— Begin —

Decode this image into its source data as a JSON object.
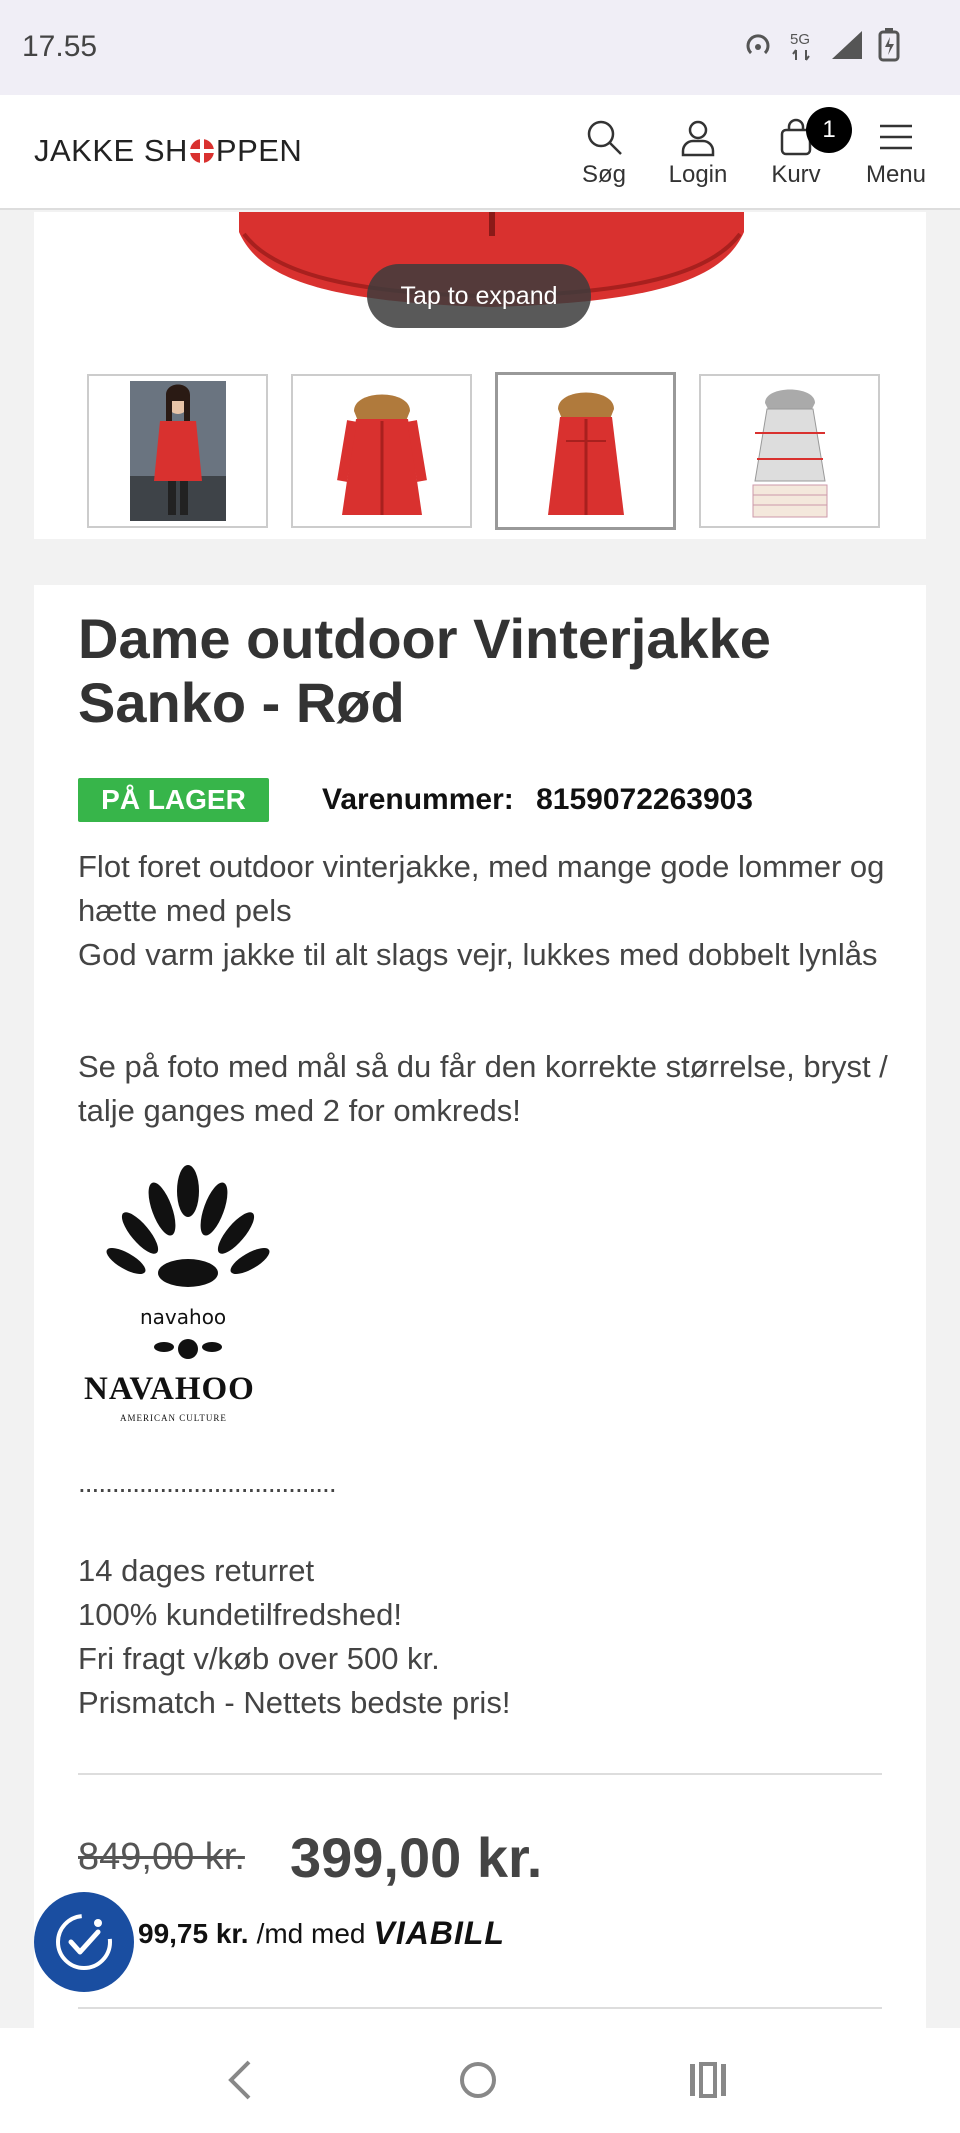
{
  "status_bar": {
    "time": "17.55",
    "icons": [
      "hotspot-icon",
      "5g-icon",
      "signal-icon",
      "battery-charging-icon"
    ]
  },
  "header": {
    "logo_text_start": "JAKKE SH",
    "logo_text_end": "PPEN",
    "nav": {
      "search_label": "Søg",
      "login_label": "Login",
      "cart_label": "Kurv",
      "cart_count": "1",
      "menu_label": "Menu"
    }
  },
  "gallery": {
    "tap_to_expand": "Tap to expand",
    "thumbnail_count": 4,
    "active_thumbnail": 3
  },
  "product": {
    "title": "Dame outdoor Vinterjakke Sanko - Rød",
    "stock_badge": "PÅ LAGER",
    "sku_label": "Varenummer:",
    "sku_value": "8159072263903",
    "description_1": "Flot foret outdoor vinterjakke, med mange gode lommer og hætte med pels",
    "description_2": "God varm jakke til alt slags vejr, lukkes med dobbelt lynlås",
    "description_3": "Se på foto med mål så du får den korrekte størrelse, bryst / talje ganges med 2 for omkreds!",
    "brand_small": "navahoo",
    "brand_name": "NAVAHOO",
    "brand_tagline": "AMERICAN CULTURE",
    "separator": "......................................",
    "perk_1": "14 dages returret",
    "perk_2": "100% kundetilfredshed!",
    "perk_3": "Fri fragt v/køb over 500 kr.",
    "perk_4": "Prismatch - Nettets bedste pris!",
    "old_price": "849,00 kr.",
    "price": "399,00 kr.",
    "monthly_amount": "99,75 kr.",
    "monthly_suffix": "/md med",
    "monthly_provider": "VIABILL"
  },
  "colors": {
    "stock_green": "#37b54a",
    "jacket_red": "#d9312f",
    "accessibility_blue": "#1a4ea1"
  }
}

— End —

### Directions
Write out the records above exactly as they appear, leaving out any pictures.

### Written answer
Decode this image into its source data as a JSON object.
{
  "status_bar": {
    "time": "17.55",
    "icons": [
      "hotspot-icon",
      "5g-icon",
      "signal-icon",
      "battery-charging-icon"
    ]
  },
  "header": {
    "logo_text_start": "JAKKE SH",
    "logo_text_end": "PPEN",
    "nav": {
      "search_label": "Søg",
      "login_label": "Login",
      "cart_label": "Kurv",
      "cart_count": "1",
      "menu_label": "Menu"
    }
  },
  "gallery": {
    "tap_to_expand": "Tap to expand",
    "thumbnail_count": 4,
    "active_thumbnail": 3
  },
  "product": {
    "title": "Dame outdoor Vinterjakke Sanko - Rød",
    "stock_badge": "PÅ LAGER",
    "sku_label": "Varenummer:",
    "sku_value": "8159072263903",
    "description_1": "Flot foret outdoor vinterjakke, med mange gode lommer og hætte med pels",
    "description_2": "God varm jakke til alt slags vejr, lukkes med dobbelt lynlås",
    "description_3": "Se på foto med mål så du får den korrekte størrelse, bryst / talje ganges med 2 for omkreds!",
    "brand_small": "navahoo",
    "brand_name": "NAVAHOO",
    "brand_tagline": "AMERICAN CULTURE",
    "separator": "......................................",
    "perk_1": "14 dages returret",
    "perk_2": "100% kundetilfredshed!",
    "perk_3": "Fri fragt v/køb over 500 kr.",
    "perk_4": "Prismatch - Nettets bedste pris!",
    "old_price": "849,00 kr.",
    "price": "399,00 kr.",
    "monthly_amount": "99,75 kr.",
    "monthly_suffix": "/md med",
    "monthly_provider": "VIABILL"
  },
  "colors": {
    "stock_green": "#37b54a",
    "jacket_red": "#d9312f",
    "accessibility_blue": "#1a4ea1"
  }
}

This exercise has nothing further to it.